What to work on >>
Find each line with the word "generated" in it, then give the total alone.

--- BEGIN The records ---

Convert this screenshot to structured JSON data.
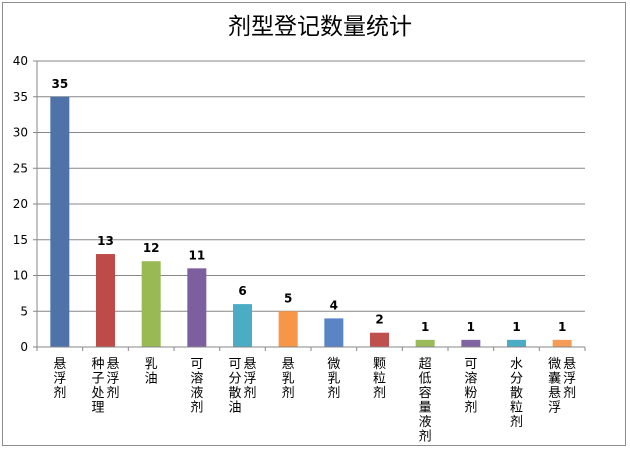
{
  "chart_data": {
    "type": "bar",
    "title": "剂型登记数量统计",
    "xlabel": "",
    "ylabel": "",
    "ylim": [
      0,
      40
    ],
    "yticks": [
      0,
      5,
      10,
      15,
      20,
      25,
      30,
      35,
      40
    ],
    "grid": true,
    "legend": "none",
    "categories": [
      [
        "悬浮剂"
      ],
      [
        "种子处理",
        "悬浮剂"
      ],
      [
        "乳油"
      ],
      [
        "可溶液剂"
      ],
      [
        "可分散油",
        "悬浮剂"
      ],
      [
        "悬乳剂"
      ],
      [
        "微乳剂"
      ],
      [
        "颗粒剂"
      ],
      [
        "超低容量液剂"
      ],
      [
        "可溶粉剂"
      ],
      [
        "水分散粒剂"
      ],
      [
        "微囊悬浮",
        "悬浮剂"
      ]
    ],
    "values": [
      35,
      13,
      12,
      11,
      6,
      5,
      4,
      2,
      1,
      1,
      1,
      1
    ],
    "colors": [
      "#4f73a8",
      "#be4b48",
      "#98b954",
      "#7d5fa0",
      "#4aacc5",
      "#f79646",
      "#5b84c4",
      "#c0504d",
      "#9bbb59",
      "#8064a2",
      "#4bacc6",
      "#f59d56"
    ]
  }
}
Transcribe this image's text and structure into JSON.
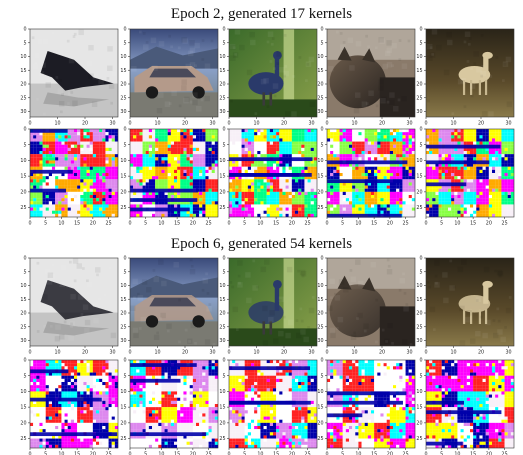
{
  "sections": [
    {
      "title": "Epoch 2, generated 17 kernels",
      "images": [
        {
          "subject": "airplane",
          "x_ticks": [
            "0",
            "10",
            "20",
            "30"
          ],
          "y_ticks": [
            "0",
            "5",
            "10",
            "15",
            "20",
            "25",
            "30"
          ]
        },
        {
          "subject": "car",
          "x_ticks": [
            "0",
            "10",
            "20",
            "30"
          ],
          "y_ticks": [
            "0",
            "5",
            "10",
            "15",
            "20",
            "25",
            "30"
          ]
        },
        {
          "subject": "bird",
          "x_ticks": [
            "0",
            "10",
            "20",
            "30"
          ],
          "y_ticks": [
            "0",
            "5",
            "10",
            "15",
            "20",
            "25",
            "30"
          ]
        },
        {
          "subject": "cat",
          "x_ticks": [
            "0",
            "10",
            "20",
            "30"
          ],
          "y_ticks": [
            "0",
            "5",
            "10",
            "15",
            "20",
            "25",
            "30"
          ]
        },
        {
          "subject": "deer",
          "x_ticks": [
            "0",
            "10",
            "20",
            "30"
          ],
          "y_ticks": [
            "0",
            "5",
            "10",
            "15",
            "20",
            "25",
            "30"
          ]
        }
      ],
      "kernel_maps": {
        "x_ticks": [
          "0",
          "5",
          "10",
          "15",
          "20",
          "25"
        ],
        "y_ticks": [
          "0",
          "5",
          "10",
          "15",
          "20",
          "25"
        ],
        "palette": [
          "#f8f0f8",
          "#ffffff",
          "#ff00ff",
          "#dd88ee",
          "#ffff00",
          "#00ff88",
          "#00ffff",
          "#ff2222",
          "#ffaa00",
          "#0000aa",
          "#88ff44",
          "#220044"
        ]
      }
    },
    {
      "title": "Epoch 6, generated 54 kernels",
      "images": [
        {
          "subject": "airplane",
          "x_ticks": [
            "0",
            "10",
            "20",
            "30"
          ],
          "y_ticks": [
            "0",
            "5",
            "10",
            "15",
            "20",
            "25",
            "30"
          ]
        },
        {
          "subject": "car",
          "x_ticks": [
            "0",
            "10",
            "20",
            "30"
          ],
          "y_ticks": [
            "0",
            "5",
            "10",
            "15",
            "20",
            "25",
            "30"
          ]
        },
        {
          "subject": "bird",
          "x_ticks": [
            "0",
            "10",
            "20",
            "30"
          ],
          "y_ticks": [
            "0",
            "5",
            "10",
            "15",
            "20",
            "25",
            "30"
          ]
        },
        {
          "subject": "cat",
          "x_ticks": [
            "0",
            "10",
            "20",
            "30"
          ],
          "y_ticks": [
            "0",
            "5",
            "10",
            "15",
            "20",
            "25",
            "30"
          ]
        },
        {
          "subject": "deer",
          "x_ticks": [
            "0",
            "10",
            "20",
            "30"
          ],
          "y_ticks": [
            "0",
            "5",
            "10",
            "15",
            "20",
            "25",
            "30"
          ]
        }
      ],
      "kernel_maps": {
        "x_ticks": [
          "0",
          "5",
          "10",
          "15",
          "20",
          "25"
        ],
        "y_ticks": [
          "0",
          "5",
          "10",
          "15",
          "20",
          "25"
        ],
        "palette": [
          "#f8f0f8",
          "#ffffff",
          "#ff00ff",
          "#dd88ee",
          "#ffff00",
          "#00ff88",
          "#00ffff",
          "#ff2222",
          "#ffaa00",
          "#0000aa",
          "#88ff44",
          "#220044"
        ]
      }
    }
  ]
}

--- END The records ---
--- BEGIN The records ---

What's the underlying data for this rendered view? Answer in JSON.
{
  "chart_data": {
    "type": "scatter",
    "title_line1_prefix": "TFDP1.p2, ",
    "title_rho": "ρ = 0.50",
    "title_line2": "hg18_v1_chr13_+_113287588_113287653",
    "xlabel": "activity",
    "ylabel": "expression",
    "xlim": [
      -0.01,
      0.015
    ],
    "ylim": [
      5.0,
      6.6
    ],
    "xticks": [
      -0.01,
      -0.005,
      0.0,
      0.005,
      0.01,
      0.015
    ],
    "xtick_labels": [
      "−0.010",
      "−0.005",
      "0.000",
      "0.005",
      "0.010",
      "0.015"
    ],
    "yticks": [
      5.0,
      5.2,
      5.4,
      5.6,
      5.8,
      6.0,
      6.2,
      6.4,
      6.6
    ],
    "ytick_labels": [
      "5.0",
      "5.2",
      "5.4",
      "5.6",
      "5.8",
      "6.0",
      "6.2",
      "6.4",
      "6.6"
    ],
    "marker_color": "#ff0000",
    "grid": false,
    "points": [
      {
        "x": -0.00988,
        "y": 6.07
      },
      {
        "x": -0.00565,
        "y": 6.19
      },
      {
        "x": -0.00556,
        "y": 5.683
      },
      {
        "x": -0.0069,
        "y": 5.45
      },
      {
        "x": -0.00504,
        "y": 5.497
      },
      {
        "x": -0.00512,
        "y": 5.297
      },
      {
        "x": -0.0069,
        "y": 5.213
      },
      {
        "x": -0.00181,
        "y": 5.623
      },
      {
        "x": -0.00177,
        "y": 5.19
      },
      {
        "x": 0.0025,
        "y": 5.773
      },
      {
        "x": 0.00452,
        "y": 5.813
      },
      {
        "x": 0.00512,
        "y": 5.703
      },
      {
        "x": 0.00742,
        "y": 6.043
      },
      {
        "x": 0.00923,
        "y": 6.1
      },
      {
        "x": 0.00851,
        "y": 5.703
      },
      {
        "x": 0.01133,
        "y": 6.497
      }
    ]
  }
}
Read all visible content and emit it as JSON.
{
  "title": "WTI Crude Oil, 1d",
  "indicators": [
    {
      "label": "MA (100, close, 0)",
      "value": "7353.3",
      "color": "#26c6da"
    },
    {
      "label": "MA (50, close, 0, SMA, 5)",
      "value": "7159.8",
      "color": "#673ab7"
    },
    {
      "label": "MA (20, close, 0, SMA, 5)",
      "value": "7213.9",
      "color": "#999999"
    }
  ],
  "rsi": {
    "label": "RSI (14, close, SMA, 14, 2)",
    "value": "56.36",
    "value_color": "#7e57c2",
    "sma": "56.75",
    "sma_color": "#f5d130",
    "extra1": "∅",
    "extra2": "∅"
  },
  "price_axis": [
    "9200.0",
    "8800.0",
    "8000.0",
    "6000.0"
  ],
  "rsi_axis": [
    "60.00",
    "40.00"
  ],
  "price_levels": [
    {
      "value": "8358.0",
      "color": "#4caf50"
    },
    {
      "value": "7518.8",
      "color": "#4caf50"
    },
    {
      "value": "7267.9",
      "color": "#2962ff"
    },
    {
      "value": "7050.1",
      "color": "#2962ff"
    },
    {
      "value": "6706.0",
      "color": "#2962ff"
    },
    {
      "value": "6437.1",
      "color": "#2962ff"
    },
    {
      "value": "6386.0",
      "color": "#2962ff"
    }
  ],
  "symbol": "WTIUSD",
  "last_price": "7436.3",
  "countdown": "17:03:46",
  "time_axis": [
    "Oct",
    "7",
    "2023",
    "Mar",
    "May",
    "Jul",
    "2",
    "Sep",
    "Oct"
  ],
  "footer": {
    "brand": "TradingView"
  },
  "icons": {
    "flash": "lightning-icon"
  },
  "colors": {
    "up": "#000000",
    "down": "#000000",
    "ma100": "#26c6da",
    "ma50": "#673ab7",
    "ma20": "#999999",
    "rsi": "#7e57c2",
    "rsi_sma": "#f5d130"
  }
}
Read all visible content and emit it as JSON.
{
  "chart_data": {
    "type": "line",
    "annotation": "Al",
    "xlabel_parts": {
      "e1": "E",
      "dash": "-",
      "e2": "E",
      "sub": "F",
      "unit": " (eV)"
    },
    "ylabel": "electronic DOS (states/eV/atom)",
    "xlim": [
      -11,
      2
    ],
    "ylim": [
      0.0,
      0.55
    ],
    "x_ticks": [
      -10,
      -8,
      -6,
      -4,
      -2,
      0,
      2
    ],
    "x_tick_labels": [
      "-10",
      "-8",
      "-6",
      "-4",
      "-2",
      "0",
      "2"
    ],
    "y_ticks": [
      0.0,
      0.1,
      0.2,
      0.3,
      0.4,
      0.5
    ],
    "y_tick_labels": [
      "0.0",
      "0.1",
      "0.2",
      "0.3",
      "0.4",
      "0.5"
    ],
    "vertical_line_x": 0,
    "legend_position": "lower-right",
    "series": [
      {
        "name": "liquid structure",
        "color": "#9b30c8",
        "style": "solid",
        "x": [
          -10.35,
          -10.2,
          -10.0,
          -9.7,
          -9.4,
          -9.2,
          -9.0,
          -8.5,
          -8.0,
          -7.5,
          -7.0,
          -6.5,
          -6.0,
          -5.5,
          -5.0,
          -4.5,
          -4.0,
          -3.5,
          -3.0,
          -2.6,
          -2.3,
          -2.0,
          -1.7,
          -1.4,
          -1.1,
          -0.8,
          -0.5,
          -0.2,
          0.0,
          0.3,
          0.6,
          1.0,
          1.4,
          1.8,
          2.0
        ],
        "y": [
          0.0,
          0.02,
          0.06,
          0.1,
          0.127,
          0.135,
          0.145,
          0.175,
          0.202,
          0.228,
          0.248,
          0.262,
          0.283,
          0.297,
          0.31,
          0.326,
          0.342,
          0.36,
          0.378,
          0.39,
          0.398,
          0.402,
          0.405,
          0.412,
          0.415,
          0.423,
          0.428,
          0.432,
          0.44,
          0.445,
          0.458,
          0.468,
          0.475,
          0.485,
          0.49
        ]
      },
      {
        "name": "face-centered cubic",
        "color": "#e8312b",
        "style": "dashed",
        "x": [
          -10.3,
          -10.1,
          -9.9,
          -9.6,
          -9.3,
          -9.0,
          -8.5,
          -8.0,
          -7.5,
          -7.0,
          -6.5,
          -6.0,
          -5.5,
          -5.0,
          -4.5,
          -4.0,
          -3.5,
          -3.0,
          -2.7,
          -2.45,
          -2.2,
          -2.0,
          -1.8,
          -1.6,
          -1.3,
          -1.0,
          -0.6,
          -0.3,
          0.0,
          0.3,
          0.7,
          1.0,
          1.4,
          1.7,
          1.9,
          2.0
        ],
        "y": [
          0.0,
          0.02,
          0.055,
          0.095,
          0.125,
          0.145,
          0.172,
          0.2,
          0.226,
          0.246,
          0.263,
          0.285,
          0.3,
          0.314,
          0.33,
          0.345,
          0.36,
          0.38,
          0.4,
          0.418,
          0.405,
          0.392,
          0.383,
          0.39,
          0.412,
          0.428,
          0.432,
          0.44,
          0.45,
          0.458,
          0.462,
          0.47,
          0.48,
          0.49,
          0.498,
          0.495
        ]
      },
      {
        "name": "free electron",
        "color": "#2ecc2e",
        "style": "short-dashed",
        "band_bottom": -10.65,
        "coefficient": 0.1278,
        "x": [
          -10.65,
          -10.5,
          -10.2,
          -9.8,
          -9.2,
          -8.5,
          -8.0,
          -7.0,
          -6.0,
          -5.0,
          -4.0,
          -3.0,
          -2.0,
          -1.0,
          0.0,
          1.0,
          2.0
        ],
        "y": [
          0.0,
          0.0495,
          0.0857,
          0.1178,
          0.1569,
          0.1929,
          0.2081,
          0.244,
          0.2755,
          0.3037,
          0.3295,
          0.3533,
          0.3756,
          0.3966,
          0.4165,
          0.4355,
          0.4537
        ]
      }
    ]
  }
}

--- END The records ---

Response to this task >>
2